#### To be done:
Extract the passage on the 1884 presidential election in South Carolina and reproduce all of it word for word.

#### Excerpt:
• • • •

The 1884 United States presidential election in South Carolina took place on November 4, 1884, as part of the 1884 United States presidential election. Voters chose 9 representatives, or electors to the Electoral College, who voted for president and vice president.

South Carolina voted for the Democratic nominee, Grover Cleveland, over the Republican nominee, James G. Blaine. Cleveland won the state by a wide margin of 51.84%.

This election marked the beginning of the disfranchisement of African Americans in South Carolina. The process was gradual, and it took about two decades for near-total disfranchisement to occur. By 1882, the Democrats were firmly in power in South Carolina. Republican voters were mostly limited to the majority-black counties of Beaufort and Georgetown. Because the state had a large black-majority population (nearly sixty percent in 1890), white Democrats had narrow margins in many counties and feared a possible resurgence of black Republican voters at the polls. To remove the black threat, the General Assembly created an indirect literacy test, called the "Eight Box Law".

• • • •

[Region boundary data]
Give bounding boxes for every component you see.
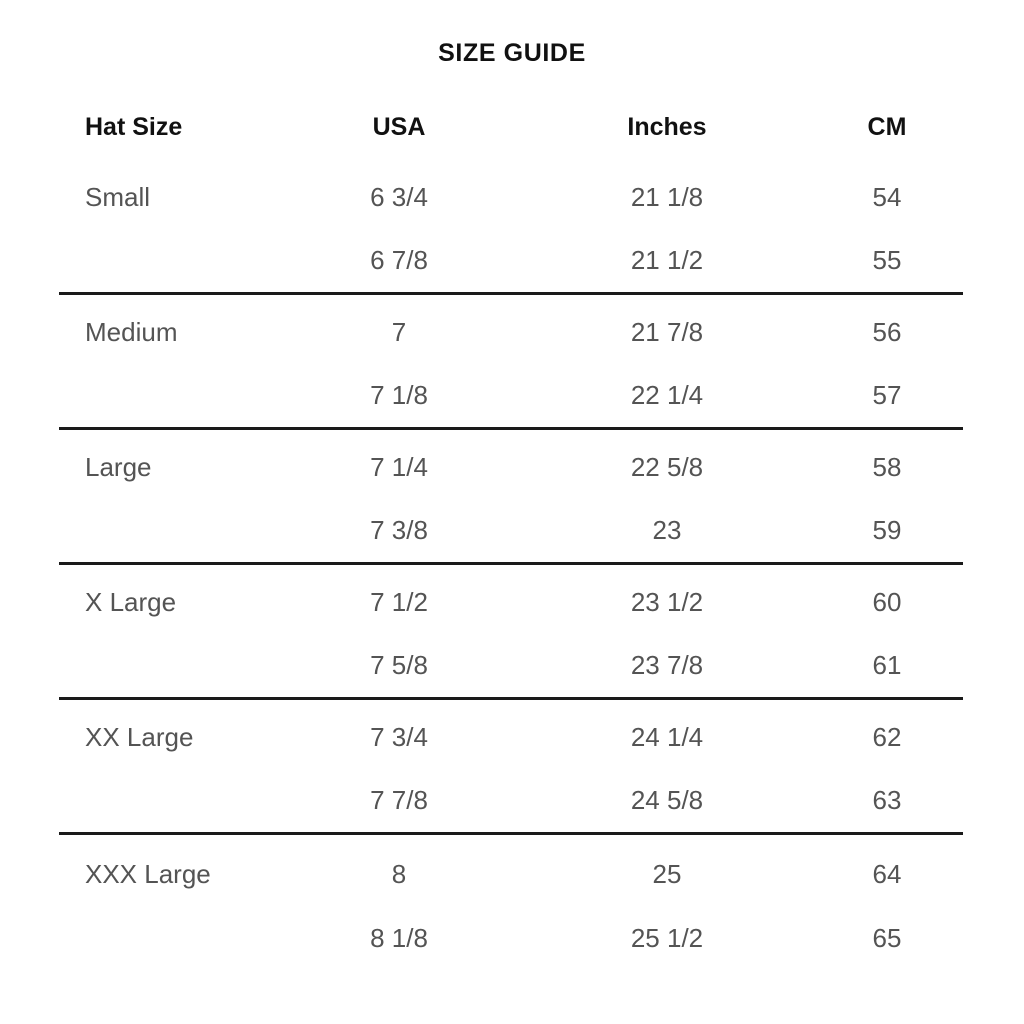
cell-hat-size: Small — [85, 182, 151, 212]
cell-hat-size: XX Large — [85, 722, 194, 752]
cell-cm: 63 — [872, 785, 902, 815]
cell-usa: 8 1/8 — [370, 922, 428, 953]
table-row — [59, 843, 963, 907]
cell-inches: 23 7/8 — [630, 650, 704, 680]
table-row — [59, 436, 963, 499]
cell-usa: 7 7/8 — [370, 785, 428, 815]
cell-inches: 24 1/4 — [630, 722, 704, 752]
cell-usa: 7 3/8 — [370, 515, 428, 545]
cell-hat-size: Large — [85, 452, 152, 482]
column-header-inches: Inches — [627, 113, 707, 141]
table-row — [59, 301, 963, 364]
cell-usa: 6 7/8 — [370, 245, 428, 275]
cell-inches: 24 5/8 — [630, 785, 704, 815]
cell-cm: 62 — [872, 722, 902, 752]
cell-cm: 58 — [872, 452, 902, 482]
table-row — [59, 706, 963, 769]
cell-hat-size: X Large — [85, 587, 177, 617]
cell-cm: 57 — [872, 380, 902, 410]
cell-inches: 23 1/2 — [630, 587, 704, 617]
size-section-small — [59, 160, 963, 295]
column-header-hat-size: Hat Size — [85, 113, 183, 141]
cell-cm: 64 — [872, 859, 902, 890]
cell-hat-size: XXX Large — [85, 859, 211, 890]
cell-cm: 65 — [872, 922, 902, 953]
size-section-xx-large — [59, 700, 963, 835]
cell-hat-size: Medium — [85, 317, 178, 347]
column-header-cm: CM — [867, 113, 907, 141]
cell-inches: 21 7/8 — [630, 317, 704, 347]
table-row — [59, 907, 963, 971]
table-header-row — [59, 95, 963, 160]
cell-usa: 7 1/2 — [370, 587, 428, 617]
size-section-xxx-large — [59, 835, 963, 970]
cell-usa: 7 5/8 — [370, 650, 428, 680]
cell-cm: 56 — [872, 317, 902, 347]
table-row — [59, 634, 963, 697]
cell-usa: 7 — [391, 317, 407, 347]
table-row — [59, 229, 963, 292]
size-section-medium — [59, 295, 963, 430]
size-section-large — [59, 430, 963, 565]
cell-usa: 7 1/8 — [370, 380, 428, 410]
cell-usa: 6 3/4 — [370, 182, 428, 212]
cell-inches: 21 1/8 — [630, 182, 704, 212]
cell-inches: 21 1/2 — [630, 245, 704, 275]
cell-cm: 60 — [872, 587, 902, 617]
cell-cm: 59 — [872, 515, 902, 545]
cell-inches: 25 1/2 — [630, 922, 704, 953]
cell-cm: 54 — [872, 182, 902, 212]
cell-inches: 22 1/4 — [630, 380, 704, 410]
size-guide-table — [59, 95, 963, 970]
size-section-x-large — [59, 565, 963, 700]
table-row — [59, 364, 963, 427]
cell-usa: 7 1/4 — [370, 452, 428, 482]
cell-usa: 7 3/4 — [370, 722, 428, 752]
table-row — [59, 499, 963, 562]
page-title: SIZE GUIDE — [438, 39, 586, 67]
column-header-usa: USA — [372, 113, 426, 141]
table-row — [59, 166, 963, 229]
cell-usa: 8 — [391, 859, 407, 890]
cell-inches: 25 — [652, 859, 682, 890]
cell-cm: 61 — [872, 650, 902, 680]
cell-inches: 23 — [652, 515, 682, 545]
cell-cm: 55 — [872, 245, 902, 275]
cell-inches: 22 5/8 — [630, 452, 704, 482]
table-row — [59, 571, 963, 634]
table-row — [59, 769, 963, 832]
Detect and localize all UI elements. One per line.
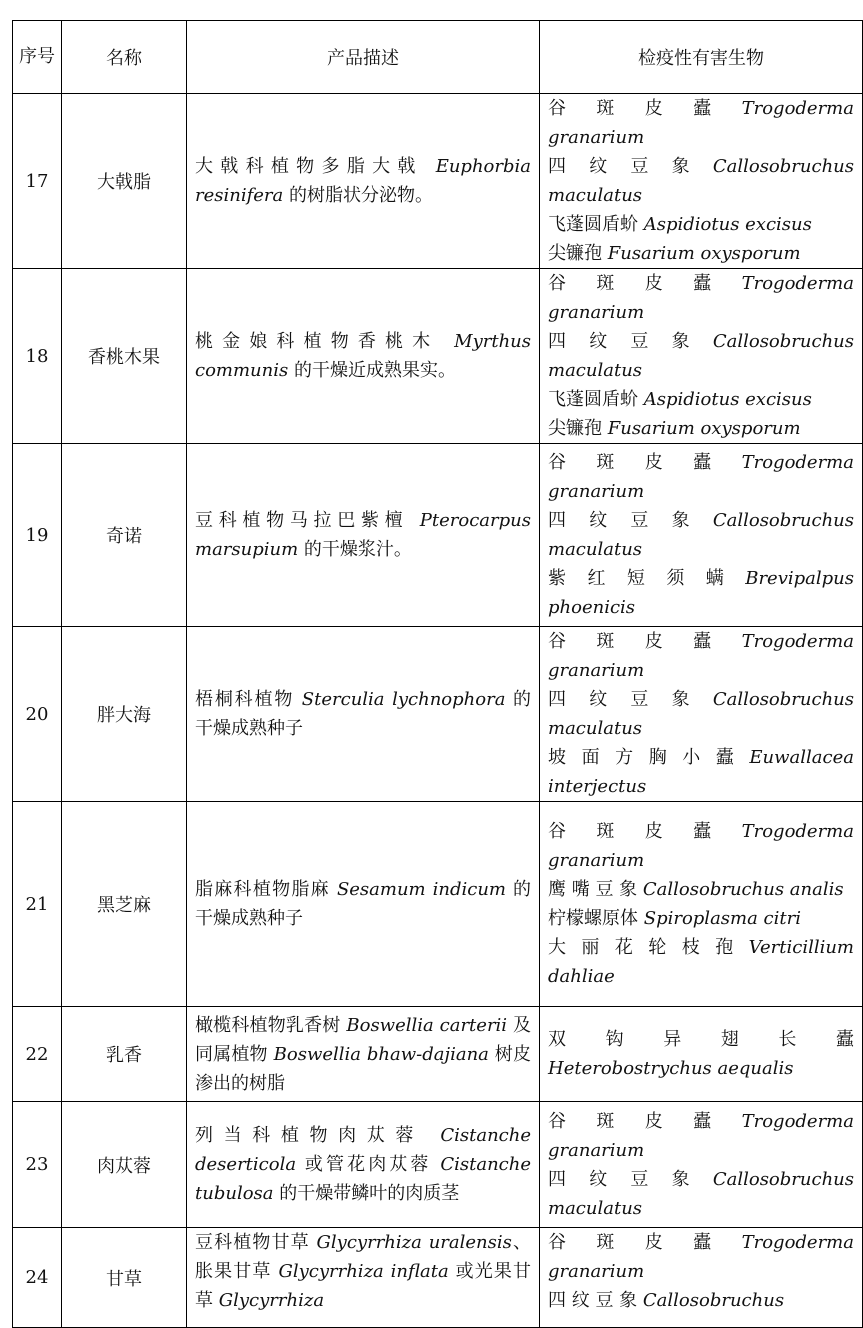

• • • •

#### Full solution:
The 1884 United States presidential election in South Carolina took place on November 4, 1884, as part of the 1884 United States presidential election. Voters chose 9 representatives, or electors to the Electoral College, who voted for president and vice president.

South Carolina voted for the Democratic nominee, Grover Cleveland, over the Republican nominee, James G. Blaine. Cleveland won the state by a wide margin of 51.84%.

This election marked the beginning of the disfranchisement of African Americans in South Carolina. The process was gradual, and it took about two decades for near-total disfranchisement to occur. By 1882, the Democrats were firmly in power in South Carolina. Republican voters were mostly limited to the majority-black counties of Beaufort and Georgetown. Because the state had a large black-majority population (nearly sixty percent in 1890), white Democrats had narrow margins in many counties and feared a possible resurgence of black Republican voters at the polls. To remove the black threat, the General Assembly created an indirect literacy test, called the "Eight Box Law".